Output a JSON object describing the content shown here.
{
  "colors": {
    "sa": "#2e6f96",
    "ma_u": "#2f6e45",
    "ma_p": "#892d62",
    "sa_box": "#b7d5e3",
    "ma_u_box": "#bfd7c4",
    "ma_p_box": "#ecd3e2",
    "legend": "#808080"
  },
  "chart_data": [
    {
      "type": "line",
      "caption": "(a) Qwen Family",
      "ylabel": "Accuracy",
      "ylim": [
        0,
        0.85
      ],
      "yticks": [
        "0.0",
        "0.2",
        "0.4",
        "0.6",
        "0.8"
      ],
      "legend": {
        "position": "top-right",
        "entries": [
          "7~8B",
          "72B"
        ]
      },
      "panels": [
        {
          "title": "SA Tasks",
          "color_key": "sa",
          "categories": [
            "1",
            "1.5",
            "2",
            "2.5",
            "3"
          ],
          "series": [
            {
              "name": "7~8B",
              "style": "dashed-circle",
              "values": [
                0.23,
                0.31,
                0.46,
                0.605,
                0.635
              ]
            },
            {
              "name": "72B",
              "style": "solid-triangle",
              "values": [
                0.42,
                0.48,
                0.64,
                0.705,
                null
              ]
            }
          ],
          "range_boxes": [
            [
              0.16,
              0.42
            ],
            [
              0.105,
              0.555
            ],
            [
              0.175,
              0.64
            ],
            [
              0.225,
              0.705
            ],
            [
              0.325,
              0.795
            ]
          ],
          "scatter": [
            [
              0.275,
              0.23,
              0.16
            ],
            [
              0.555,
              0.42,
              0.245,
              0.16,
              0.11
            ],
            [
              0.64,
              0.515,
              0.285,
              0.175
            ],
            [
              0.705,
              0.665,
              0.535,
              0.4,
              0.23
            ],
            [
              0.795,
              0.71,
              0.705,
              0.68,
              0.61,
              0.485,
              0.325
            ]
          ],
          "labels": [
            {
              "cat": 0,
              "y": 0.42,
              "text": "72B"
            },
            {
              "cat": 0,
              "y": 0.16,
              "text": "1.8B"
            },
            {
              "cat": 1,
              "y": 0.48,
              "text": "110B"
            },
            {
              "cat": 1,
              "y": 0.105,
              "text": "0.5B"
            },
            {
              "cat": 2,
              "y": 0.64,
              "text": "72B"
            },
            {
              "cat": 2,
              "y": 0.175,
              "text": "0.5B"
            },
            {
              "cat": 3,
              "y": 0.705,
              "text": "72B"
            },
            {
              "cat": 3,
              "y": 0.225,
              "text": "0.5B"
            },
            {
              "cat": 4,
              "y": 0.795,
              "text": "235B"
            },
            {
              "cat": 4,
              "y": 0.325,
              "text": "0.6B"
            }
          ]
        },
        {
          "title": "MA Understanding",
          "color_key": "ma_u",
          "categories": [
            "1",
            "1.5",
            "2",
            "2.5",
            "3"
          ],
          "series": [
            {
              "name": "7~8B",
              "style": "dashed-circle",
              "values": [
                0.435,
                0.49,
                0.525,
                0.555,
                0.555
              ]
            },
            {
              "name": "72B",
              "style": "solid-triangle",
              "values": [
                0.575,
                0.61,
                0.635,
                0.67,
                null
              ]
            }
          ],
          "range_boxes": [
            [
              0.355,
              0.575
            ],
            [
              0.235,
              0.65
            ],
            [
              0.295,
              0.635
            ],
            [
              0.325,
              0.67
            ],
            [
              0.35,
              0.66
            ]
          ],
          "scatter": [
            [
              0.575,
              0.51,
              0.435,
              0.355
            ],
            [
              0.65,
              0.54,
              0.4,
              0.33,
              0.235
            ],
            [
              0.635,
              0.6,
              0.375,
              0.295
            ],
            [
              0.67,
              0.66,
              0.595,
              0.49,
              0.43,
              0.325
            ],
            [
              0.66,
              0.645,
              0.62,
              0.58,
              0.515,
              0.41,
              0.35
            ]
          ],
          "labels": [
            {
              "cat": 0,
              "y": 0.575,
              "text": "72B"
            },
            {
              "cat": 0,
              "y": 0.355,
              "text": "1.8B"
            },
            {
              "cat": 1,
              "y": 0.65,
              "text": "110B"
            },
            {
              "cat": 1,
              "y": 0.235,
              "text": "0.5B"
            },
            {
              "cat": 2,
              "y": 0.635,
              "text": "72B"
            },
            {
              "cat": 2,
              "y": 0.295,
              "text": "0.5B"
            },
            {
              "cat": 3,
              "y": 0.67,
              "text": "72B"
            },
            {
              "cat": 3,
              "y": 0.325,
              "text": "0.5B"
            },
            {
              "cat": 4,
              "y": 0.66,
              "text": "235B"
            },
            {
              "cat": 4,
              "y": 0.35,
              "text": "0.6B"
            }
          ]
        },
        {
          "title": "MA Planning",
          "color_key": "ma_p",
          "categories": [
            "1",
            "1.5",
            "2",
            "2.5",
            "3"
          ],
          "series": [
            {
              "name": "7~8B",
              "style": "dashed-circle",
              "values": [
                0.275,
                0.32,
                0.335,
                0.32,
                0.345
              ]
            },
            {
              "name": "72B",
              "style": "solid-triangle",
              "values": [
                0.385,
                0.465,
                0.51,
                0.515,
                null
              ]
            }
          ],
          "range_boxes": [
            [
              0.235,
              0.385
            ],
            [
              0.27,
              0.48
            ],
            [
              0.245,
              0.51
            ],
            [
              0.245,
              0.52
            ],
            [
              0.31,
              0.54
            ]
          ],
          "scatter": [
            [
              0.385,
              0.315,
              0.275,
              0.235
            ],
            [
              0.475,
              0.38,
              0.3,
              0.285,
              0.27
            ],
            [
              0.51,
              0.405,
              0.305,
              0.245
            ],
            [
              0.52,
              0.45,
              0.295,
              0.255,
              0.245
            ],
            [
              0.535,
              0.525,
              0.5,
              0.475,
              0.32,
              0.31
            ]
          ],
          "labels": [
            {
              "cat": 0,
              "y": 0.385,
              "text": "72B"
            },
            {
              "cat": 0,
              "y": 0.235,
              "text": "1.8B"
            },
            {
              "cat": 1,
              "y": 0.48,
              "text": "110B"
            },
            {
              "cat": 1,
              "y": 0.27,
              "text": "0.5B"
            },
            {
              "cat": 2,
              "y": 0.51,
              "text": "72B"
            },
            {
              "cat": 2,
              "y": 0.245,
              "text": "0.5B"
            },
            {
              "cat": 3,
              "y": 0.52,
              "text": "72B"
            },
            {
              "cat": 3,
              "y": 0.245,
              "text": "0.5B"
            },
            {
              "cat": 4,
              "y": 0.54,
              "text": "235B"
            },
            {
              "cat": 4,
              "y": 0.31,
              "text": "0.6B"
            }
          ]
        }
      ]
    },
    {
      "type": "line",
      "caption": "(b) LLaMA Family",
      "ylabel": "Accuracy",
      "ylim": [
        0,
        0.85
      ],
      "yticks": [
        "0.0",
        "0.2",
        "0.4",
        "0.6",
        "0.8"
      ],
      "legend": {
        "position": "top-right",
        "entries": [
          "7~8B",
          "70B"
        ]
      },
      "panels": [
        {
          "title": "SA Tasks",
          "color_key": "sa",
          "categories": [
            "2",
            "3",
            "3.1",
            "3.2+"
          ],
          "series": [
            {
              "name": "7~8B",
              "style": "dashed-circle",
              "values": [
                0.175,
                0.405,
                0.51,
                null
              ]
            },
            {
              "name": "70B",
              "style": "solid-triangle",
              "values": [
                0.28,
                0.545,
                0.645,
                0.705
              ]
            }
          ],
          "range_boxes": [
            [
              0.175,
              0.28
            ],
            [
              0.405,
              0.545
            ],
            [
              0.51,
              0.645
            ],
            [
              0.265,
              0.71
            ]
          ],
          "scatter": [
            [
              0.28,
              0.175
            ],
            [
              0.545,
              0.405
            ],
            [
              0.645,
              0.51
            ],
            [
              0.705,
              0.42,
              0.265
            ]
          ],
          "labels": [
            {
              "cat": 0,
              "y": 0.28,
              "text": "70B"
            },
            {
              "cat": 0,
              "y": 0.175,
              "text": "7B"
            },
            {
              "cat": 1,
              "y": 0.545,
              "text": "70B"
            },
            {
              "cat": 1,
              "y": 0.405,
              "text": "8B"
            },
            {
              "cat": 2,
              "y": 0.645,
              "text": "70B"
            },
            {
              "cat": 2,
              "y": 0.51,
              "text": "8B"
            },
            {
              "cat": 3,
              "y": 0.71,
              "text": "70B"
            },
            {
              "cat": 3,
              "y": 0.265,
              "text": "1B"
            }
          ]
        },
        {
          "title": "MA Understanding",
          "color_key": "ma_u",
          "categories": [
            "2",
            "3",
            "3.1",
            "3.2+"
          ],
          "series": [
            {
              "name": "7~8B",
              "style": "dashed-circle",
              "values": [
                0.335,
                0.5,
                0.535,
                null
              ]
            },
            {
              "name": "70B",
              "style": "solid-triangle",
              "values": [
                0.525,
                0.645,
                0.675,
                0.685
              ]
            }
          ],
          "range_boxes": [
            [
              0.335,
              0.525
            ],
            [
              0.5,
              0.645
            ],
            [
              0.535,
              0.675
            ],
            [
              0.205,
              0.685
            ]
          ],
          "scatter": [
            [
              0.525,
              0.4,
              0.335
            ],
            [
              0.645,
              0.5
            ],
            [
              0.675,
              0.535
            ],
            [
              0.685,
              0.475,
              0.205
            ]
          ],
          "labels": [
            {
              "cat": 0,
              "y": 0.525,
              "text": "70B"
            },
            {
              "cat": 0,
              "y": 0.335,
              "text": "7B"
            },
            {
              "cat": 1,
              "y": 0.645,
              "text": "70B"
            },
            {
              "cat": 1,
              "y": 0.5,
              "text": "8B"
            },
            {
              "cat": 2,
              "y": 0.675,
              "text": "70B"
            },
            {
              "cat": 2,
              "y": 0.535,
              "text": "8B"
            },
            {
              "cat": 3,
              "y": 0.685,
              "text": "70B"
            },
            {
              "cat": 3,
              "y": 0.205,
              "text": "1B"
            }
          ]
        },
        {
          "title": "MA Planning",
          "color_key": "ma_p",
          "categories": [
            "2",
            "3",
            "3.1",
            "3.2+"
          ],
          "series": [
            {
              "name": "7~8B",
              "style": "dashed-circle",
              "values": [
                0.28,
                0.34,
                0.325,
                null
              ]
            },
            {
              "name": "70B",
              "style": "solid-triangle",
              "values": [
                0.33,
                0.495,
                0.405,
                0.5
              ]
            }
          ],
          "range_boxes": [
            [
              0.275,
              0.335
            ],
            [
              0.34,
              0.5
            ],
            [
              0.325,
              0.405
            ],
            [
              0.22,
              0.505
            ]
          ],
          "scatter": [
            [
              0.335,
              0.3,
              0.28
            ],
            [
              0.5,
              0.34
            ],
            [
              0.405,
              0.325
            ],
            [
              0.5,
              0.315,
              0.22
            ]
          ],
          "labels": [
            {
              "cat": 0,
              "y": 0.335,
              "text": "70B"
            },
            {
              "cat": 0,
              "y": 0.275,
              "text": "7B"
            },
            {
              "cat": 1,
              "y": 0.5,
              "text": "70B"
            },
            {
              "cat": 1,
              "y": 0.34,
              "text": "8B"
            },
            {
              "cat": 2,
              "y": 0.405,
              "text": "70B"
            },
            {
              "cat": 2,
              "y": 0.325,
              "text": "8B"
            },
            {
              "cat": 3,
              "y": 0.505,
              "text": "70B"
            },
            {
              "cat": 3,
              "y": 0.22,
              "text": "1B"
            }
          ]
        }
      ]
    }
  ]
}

= = = = = = =

### [YOUR OBJECTIVE]
Show the lines of the records that include the string "Family".

### [SOLUTION TO THE EXERCISE]
      "caption": "(a) Qwen Family",
      "caption": "(b) LLaMA Family",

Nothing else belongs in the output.